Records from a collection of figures

Segment Open

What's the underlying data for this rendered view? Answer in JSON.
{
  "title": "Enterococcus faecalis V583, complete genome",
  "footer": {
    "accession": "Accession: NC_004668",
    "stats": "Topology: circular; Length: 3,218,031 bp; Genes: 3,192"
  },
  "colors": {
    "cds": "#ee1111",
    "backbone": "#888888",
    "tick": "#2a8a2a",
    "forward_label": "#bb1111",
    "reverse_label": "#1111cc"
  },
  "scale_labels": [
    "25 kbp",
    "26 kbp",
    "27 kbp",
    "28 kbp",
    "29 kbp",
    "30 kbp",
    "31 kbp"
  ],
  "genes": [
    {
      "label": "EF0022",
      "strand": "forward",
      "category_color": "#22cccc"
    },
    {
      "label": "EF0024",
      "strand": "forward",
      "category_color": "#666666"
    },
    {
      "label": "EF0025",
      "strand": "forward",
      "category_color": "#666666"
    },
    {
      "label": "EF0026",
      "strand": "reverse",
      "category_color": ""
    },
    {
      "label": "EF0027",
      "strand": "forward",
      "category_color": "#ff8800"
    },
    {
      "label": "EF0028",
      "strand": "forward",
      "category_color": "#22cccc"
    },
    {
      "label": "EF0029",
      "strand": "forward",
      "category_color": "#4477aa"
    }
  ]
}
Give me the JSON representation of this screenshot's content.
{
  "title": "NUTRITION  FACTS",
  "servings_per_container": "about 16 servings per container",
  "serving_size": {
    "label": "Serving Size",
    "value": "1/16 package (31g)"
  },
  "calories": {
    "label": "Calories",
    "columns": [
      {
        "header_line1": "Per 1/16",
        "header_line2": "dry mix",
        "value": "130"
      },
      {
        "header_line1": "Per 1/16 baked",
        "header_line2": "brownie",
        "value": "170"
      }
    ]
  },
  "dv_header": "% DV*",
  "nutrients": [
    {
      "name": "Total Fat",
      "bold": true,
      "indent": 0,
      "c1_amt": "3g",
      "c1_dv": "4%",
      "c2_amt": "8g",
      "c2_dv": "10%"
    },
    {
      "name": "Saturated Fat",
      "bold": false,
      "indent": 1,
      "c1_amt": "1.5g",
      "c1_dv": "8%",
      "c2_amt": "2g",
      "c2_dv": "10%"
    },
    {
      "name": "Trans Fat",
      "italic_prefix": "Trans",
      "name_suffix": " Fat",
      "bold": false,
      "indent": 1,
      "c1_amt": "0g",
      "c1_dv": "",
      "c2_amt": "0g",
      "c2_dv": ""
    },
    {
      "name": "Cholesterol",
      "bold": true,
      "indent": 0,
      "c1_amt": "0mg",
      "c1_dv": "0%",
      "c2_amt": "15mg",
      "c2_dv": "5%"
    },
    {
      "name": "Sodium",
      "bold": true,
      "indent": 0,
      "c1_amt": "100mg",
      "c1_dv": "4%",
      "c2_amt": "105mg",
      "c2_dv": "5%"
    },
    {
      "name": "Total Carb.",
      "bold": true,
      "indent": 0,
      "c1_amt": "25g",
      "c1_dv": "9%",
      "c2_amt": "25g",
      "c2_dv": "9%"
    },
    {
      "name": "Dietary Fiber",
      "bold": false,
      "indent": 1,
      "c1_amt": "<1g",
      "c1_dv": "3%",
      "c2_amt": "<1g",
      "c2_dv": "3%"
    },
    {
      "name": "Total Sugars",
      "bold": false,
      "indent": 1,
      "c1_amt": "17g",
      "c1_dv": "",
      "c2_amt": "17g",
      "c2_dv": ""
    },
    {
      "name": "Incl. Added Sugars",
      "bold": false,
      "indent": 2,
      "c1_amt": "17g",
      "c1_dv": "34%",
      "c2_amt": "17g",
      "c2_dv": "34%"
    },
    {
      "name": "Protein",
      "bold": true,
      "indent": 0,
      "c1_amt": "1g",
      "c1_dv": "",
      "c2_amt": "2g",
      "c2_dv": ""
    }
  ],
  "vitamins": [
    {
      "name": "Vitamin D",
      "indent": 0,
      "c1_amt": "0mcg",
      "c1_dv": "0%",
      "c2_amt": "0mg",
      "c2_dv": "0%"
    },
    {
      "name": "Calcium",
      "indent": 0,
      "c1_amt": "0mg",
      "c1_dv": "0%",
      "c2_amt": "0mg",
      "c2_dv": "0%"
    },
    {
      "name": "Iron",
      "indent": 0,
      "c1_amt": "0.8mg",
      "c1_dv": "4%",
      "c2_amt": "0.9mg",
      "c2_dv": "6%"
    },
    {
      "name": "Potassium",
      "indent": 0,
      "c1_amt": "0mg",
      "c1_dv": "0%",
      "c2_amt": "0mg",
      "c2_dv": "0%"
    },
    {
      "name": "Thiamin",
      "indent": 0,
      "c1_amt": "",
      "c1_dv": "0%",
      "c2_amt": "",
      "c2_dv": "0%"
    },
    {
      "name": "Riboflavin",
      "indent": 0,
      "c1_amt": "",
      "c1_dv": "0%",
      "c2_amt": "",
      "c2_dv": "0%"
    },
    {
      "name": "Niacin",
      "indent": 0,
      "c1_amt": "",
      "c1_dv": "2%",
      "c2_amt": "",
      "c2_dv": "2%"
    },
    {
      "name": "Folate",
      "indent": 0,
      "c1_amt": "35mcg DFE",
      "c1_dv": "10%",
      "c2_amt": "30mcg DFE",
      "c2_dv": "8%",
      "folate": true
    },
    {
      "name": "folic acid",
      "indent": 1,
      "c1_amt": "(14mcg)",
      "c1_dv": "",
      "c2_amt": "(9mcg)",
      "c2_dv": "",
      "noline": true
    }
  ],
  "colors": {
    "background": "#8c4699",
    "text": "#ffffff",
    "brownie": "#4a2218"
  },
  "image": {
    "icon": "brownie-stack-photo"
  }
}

Segment Closed

ACTIVITY → Search the entries for the string "Sugars" and collect each line that has it.

TASK ANSWER →
      "name": "Total Sugars",
      "name": "Incl. Added Sugars",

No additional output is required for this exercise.